> Work to be completed: Copy, from the entries below, each line in which the string "Konro" appears.
============================================================
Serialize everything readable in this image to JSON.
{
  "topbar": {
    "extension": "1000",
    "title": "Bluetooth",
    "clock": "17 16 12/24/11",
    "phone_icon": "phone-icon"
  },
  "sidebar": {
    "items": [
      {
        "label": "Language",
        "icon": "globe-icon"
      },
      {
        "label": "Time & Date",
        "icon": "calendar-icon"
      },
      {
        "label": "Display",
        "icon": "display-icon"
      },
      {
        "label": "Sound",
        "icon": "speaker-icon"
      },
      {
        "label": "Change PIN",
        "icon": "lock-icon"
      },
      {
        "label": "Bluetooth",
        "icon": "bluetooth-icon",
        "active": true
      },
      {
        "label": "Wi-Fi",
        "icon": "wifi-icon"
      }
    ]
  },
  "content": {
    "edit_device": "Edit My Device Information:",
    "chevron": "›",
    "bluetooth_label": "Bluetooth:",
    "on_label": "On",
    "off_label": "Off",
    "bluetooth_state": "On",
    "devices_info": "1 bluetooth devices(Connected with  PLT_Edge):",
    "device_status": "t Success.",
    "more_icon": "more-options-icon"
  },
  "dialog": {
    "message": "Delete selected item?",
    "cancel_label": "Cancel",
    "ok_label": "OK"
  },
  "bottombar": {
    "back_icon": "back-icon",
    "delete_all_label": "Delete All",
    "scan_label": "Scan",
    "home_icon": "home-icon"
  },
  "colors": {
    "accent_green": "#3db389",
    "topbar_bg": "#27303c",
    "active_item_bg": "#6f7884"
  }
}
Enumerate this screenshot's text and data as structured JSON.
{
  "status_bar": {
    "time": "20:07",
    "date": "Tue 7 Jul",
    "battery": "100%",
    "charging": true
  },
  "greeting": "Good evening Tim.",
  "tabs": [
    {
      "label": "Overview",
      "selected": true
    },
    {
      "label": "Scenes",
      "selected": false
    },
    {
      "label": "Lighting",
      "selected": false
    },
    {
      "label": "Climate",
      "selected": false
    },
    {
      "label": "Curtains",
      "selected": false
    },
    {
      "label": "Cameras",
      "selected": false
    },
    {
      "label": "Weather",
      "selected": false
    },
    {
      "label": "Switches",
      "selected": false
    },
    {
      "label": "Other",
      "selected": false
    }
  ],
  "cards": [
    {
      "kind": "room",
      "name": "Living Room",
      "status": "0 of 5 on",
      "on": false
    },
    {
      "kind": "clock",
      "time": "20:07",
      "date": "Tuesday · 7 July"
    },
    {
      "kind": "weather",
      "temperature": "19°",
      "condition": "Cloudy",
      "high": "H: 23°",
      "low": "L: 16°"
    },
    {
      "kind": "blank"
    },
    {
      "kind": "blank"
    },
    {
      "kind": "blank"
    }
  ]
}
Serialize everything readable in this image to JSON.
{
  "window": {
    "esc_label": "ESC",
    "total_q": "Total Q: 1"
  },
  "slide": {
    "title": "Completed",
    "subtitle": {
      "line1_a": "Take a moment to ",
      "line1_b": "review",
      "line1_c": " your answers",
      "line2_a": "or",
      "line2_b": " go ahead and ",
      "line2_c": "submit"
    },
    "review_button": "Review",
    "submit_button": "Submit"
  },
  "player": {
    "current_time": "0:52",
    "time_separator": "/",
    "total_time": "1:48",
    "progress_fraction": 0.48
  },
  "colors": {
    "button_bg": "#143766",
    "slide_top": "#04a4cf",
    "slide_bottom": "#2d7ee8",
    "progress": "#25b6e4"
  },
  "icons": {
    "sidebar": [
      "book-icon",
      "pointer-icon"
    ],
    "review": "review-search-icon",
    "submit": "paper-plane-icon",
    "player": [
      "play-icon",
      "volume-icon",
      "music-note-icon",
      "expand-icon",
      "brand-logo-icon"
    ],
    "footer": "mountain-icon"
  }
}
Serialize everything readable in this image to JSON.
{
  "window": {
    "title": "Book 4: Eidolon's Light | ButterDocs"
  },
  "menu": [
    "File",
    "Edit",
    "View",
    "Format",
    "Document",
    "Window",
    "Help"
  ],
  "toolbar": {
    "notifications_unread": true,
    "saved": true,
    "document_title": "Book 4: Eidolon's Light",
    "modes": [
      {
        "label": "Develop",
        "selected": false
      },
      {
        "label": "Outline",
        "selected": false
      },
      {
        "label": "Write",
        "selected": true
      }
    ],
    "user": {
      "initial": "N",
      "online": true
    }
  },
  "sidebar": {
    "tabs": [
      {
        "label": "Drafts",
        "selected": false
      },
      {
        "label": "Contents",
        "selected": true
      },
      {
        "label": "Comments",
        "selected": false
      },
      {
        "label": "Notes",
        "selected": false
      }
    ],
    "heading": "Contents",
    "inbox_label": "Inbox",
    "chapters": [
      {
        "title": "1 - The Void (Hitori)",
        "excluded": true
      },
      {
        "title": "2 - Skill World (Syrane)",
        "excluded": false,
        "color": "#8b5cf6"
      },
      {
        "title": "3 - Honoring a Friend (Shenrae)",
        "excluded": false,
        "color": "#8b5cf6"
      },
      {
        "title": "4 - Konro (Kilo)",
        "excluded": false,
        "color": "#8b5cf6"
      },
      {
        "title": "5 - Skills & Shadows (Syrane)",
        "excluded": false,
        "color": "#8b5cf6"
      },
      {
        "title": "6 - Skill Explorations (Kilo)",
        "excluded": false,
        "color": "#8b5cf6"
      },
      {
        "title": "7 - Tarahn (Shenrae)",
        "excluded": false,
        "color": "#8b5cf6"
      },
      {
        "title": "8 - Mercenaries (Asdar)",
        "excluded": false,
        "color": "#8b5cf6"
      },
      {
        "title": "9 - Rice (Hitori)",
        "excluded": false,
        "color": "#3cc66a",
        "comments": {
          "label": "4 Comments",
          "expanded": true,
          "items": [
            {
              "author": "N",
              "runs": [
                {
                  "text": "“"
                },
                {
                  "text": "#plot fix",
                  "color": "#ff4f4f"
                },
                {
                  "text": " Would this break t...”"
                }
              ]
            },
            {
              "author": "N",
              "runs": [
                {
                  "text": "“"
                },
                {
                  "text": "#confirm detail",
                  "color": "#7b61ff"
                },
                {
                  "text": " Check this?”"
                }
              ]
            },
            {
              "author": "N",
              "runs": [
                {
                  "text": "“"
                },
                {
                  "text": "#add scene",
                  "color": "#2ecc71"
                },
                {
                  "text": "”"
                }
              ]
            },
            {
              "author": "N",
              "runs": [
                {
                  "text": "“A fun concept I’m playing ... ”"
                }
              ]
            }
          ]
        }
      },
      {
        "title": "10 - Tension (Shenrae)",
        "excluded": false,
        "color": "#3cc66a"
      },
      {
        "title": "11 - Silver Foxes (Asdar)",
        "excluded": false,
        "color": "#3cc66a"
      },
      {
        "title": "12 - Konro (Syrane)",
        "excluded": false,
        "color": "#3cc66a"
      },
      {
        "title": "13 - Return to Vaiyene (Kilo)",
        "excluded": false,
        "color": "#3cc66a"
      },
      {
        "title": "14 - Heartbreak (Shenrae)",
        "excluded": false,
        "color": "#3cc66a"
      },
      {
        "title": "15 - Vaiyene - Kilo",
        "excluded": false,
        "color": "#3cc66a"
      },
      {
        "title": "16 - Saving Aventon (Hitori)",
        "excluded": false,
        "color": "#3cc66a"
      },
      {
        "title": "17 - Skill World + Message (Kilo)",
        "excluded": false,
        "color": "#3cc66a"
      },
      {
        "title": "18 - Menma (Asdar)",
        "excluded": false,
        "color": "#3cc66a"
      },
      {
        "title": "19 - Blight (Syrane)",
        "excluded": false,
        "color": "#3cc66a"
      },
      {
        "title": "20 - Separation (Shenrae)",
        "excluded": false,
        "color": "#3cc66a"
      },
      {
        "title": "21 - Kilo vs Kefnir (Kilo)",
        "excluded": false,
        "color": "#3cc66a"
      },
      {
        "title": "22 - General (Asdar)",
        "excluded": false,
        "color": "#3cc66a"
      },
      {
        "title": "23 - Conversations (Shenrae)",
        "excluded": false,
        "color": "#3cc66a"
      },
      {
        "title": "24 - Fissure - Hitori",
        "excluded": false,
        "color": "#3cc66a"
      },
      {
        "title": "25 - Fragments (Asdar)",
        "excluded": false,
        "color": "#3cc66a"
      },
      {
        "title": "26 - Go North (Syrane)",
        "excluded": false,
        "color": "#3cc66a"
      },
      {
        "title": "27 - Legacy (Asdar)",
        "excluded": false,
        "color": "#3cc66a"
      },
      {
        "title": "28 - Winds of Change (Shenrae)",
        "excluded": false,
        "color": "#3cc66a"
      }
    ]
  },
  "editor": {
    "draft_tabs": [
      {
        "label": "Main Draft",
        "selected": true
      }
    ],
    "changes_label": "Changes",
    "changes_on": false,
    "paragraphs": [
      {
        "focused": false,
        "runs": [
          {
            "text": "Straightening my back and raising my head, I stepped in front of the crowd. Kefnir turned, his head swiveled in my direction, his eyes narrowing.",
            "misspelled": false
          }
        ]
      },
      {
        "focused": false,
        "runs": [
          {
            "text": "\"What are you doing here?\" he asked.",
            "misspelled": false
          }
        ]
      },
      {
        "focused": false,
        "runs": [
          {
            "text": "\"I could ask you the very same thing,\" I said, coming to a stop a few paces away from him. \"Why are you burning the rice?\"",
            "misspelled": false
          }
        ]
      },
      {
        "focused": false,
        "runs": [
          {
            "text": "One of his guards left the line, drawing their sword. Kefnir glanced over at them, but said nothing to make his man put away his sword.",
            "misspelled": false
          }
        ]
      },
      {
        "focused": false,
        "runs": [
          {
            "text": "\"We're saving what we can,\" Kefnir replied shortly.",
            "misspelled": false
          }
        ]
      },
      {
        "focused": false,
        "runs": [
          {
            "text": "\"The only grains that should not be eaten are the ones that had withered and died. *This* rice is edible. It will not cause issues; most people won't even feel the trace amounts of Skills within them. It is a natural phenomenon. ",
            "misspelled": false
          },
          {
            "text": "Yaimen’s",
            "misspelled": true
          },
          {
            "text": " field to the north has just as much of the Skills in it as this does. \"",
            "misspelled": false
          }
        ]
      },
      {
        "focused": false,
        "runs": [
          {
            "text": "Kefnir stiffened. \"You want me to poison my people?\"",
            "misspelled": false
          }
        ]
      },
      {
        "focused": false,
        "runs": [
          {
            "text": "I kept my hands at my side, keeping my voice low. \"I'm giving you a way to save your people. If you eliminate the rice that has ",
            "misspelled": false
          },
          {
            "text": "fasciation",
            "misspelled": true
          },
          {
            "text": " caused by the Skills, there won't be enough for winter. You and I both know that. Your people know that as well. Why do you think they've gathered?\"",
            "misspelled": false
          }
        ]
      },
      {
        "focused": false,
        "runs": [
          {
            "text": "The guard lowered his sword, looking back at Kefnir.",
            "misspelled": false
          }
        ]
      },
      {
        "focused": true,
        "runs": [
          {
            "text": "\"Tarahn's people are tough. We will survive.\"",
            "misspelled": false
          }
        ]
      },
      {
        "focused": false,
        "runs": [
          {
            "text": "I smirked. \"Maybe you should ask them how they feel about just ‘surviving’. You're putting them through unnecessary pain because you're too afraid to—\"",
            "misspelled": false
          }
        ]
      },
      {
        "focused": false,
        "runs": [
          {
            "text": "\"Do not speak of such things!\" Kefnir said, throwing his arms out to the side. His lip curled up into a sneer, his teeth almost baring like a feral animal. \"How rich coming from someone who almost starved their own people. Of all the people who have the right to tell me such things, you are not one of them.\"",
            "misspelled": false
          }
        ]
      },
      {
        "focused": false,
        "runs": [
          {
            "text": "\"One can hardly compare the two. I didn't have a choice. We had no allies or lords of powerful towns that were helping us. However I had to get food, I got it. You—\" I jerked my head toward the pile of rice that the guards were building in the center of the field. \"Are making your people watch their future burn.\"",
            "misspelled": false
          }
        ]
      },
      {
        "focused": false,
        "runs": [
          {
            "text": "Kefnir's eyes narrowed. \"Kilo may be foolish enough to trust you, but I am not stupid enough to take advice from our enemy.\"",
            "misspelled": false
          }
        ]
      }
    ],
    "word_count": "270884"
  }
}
============================================================
> Response below:
        "title": "4 - Konro (Kilo)",
        "title": "12 - Konro (Syrane)",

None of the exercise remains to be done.